• _Set tasks_
**a)** Can you rewrite the paragraph in the Spark SDK workspace documentation that begins "The SDK requires a connection" more briefly, keeping its main facts?
**b)** Can you extend the Spark SDK workspace documentation, picking up after its last sentence?

Generator limitations

Spark SDK workspaces only support the following generators:

Address
Categorical
Character Scramble
Company Name
Constant
Continuous
Custom Categorical
Date Truncation
Email
HIPAA Address
Integer Key
JSON Mask
MAC Address
Name
Noise Generator
Null
Random Hash
Random Integer
Random UUID
Regex Mask
SSN
Struct Mask
Timestamp Shift Generator
UUID Key

No subsetting

Spark SDK workspaces do not support subsetting.

No upsert

Spark SDK workspaces do not support upsert.

No output to a container repository

For Spark SDK workspaces, you cannot write the destination data to a container repository.

No output to an Ephemeral snapshot

For Spark SDK workspaces, you cannot write the destination data to an Ephemeral snapshot

Configuring Spark SDK workspace data connections

The SDK requires a connection to the Tonic Structural web server. To access the SDK experience from within Structural, you must create a workspace that connects to a Spark database.

When configuring the SDK, the Structural application requires a connection to a catalog database to retrieve table information and data.

Structural supports Hive or Dremio.

In the workspace configuration, select Spark as the connection type, then select Self-managed as the cluster type.

Connecting to a Hive catalog database

Providing the connection details

Under Catalog Database, to connect to a Hive catalog using the SDK:

Under Catalog Type, click Hive.
In the Hive Catalog Database field, enter the name of the database.
In the Server field, provide the server where the database is located.
In the Port field, provide the port to use to connect to the database.
In the Username field, provide the username for the account to use to connect to the database.
In the Password field, provide the password for the specified user.
To test the connection to the Hive catalog database, click Test Hive Connection.

Enabling validation of table filters

The Enable partition filter validation setting indicates whether Structural validates those filters when you create them.

By default, the setting is in the on position, and Structural validates the filters. To disable the validation, toggle Enable partition filter validation to the off position.

Connecting to a Dremio catalog database

To connect to a Dremio catalog using the SDK:

Under Catalog Type, click Dremio.
Under Connection Method, select either Legacy ODBC or Arrow Flight.
In the Server field, provide the name of the server.
In the Port field, provide the port to use to connect to the database.
In the Username field, provide the name of the user to use to connect to the database.
In the Password field, provide the password for the specified user.
By default, the source data contains all of the schemas. To limit the data to specific schemas, in the Schema(s) field, enter the list of schemas.

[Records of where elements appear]

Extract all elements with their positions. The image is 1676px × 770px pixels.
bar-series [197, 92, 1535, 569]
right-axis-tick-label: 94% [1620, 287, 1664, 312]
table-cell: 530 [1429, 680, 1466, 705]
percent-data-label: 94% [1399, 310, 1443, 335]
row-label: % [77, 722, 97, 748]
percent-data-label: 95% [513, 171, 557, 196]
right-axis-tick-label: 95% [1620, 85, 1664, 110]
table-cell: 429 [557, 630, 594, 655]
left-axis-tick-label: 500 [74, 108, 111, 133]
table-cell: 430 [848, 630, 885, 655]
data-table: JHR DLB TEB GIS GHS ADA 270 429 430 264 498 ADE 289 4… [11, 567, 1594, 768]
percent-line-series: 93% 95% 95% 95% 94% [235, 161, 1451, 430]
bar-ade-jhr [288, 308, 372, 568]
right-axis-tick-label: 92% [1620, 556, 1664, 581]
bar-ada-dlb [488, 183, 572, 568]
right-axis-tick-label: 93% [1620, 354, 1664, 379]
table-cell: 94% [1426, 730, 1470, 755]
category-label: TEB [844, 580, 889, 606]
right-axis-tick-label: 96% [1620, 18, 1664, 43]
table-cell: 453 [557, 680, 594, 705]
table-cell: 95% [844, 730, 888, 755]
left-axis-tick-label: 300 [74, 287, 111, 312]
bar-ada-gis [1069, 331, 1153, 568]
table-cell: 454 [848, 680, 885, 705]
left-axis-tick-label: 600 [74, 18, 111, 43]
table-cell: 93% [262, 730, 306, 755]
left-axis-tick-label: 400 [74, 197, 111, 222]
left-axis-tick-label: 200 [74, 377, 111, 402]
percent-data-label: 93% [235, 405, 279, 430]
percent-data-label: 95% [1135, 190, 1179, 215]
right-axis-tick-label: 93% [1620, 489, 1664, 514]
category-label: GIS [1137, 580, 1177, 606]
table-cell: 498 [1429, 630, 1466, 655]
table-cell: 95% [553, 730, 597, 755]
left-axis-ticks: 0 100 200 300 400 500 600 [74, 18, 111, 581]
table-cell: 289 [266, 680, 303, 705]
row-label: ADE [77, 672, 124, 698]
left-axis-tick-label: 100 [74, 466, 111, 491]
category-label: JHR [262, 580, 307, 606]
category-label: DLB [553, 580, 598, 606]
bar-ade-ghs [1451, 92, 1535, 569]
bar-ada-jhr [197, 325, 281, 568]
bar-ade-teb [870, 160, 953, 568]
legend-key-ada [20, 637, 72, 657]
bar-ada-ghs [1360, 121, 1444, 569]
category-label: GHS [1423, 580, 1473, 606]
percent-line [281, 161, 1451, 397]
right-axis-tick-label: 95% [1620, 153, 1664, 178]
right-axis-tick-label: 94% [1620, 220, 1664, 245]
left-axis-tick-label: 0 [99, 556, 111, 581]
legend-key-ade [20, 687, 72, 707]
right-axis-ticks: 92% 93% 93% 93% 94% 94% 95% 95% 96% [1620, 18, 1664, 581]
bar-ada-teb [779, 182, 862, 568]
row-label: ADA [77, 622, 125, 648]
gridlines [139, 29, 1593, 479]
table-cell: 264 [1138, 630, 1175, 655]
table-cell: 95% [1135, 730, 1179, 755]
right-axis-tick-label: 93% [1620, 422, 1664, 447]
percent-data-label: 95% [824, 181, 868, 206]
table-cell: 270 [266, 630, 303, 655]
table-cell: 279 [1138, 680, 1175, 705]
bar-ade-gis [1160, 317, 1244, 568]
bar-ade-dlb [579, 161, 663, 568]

• _Answer list_
**a)** The SDK needs a connection to the Tonic Structural web server. To use the SDK from within Structural, create a workspace connected to a Spark database.

**b)**
If you selected Legacy ODBC as the connection method, then in the Delegation Username field, enter the name of the delegation user.
By default, SSL is enabled, and Enable SSL/TLS is in the on position. We strongly recommend that you do not turn off SSL.
To test the connection to the Dremio catalog, click Test Dremio Connection.

Blocking data generation on all schema changes

By default, data generation is not blocked for schema changes that do not conflict with your workspace configuration.

To block data generation when there are any schema changes, regardless of whether they conflict with your workspace configuration, toggle Block data generation on schema changes to the on position.

Using Spark to run de-identification of the data

After you connect to the Spark cluster, you can begin to use Tonic Structural as normal. You identify the sensitive data in your dataset and apply the appropriate Structural generators to de-identify your data.

When all of the sensitive information is properly de-identified, you can use the Structural SDK to de-identify data using a Spark program. For details, go to the Tonic SDK Javadoc.

From the top right corner of the Structural application, click SDK Setup, then follow the instructions to get started.

At a high level:

Download the Structural SDK JAR file and place it on the Spark master node. Your Spark jobs must include this JAR file.
Create an API token.
Take note of your workspace ID.

Here is a very basic example of using the SDK:

val baseStatisticsSeed = 489465;
val workspace = Workspace.createWorkspace("https://path/to/tonic", "<<api-key>>", "<<workspace-id>>", baseStatisticsSeed);
val sourceDf = spark.read.parquet("s3://parquet/source/users")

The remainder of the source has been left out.